DATA FOR THIS EXERCISE
====================

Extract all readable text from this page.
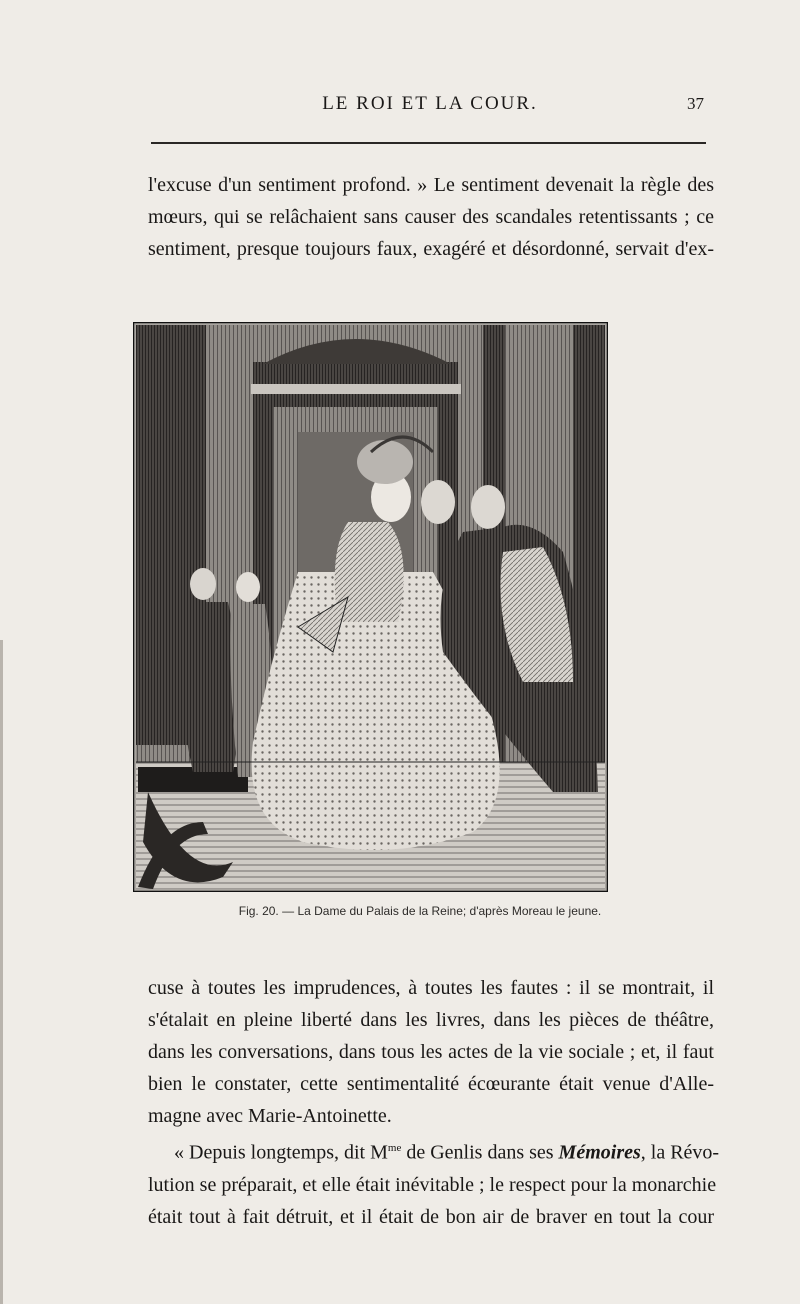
LE ROI ET LA COUR.	37

l'excuse d'un sentiment profond. » Le sentiment devenait la règle des
mœurs, qui se relâchaient sans causer des scandales retentissants ; ce
sentiment, presque toujours faux, exagéré et désordonné, servait d'ex-

Fig. 20. — La Dame du Palais de la Reine; d'après Moreau le jeune.

cuse à toutes les imprudences, à toutes les fautes : il se montrait, il
s'étalait en pleine liberté dans les livres, dans les pièces de théâtre,
dans les conversations, dans tous les actes de la vie sociale ; et, il faut
bien le constater, cette sentimentalité écœurante était venue d'Alle-
magne avec Marie-Antoinette.
« Depuis longtemps, dit $M^{me}$ de Genlis dans ses Mémoires, la Révo-
lution se préparait, et elle était inévitable ; le respect pour la monarchie
était tout à fait détruit, et il était de bon air de braver en tout la cour
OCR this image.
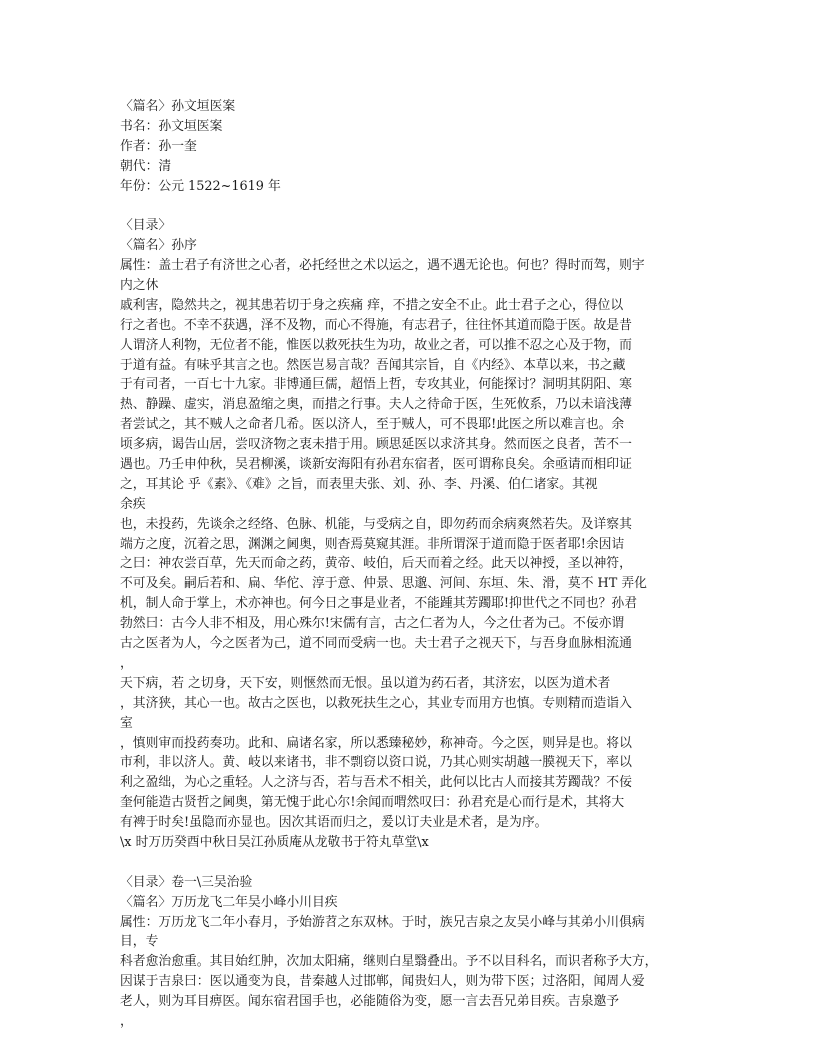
〈篇名〉孙文垣医案
书名：孙文垣医案
作者：孙一奎
朝代：清
年份：公元 1522~1619 年
〈目录〉
〈篇名〉孙序
属性：盖士君子有济世之心者，必托经世之术以运之，遇不遇无论也。何也？得时而驾，则宇
内之休
戚利害，隐然共之，视其患若切于身之疾痛 痒，不措之安全不止。此士君子之心，得位以
行之者也。不幸不获遇，泽不及物，而心不得施，有志君子，往往怀其道而隐于医。故是昔
人谓济人利物，无位者不能，惟医以救死扶生为功，故业之者，可以推不忍之心及于物，而
于道有益。有味乎其言之也。然医岂易言哉？吾闻其宗旨，自《内经》、本草以来，书之藏
于有司者，一百七十九家。非博通巨儒，超悟上哲，专攻其业，何能探讨？洞明其阴阳、寒
热、静躁、虚实，消息盈缩之奥，而措之行事。夫人之待命于医，生死攸系，乃以未谙浅薄
者尝试之，其不贼人之命者几希。医以济人，至于贼人，可不畏耶!此医之所以难言也。余
顷多病，谒告山居，尝叹济物之衷未措于用。顾思延医以求济其身。然而医之良者，苦不一
遇也。乃壬申仲秋，吴君柳溪，谈新安海阳有孙君东宿者，医可谓称良矣。余亟请而相印证
之，耳其论 乎《素》、《难》之旨，而表里夫张、刘、孙、李、丹溪、伯仁诸家。其视
余疾
也，未投药，先谈余之经络、色脉、机能，与受病之自，即勿药而余病爽然若失。及详察其
端方之度，沉着之思，渊渊之阃奥，则杳焉莫窥其涯。非所谓深于道而隐于医者耶!余因诘
之曰：神农尝百草，先天而命之药，黄帝、岐伯，后天而着之经。此天以神授，圣以神符，
不可及矣。嗣后若和、扁、华佗、淳于意、仲景、思邈、河间、东垣、朱、滑，莫不 HT 弄化
机，制人命于掌上，术亦神也。何今日之事是业者，不能踵其芳躅耶!抑世代之不同也？孙君
勃然曰：古今人非不相及，用心殊尔!宋儒有言，古之仁者为人，今之仕者为己。不佞亦谓
古之医者为人，今之医者为己，道不同而受病一也。夫士君子之视天下，与吾身血脉相流通
，
天下病，若 之切身，天下安，则惬然而无恨。虽以道为药石者，其济宏，以医为道术者
，其济狭，其心一也。故古之医也，以救死扶生之心，其业专而用方也慎。专则精而造诣入
室
，慎则审而投药奏功。此和、扁诸名家，所以悉臻秘妙，称神奇。今之医，则异是也。将以
市利，非以济人。黄、岐以来诸书，非不剽窃以资口说，乃其心则实胡越一膜视天下，率以
利之盈绌，为心之重轻。人之济与否，若与吾术不相关，此何以比古人而接其芳躅哉？不佞
奎何能造古贤哲之阃奥，第无愧于此心尔!余闻而喟然叹曰：孙君充是心而行是术，其将大
有裨于时矣!虽隐而亦显也。因次其语而归之，爰以订夫业是术者，是为序。
\x 时万历癸酉中秋日吴江孙质庵从龙敬书于符丸草堂\x
〈目录〉卷一\三吴治验
〈篇名〉万历龙飞二年吴小峰小川目疾
属性：万历龙飞二年小春月，予始游苕之东双林。于时，族兄吉泉之友吴小峰与其弟小川俱病
目，专
科者愈治愈重。其目始红肿，次加太阳痛，继则白星翳叠出。予不以目科名，而识者称予大方，
因谋于吉泉曰：医以通变为良，昔秦越人过邯郸，闻贵妇人，则为带下医；过洛阳，闻周人爱
老人，则为耳目痹医。闻东宿君国手也，必能随俗为变，愿一言去吾兄弟目疾。吉泉邀予
，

====================

YOUR OBJECTIVE
From the entries above, extract every line where the word "était" appears.

FULL OUTPUT
bien le constater, cette sentimentalité écœurante était venue d'Alle-
lution se préparait, et elle était inévitable ; le respect pour la monarchie
était tout à fait détruit, et il était de bon air de braver en tout la cour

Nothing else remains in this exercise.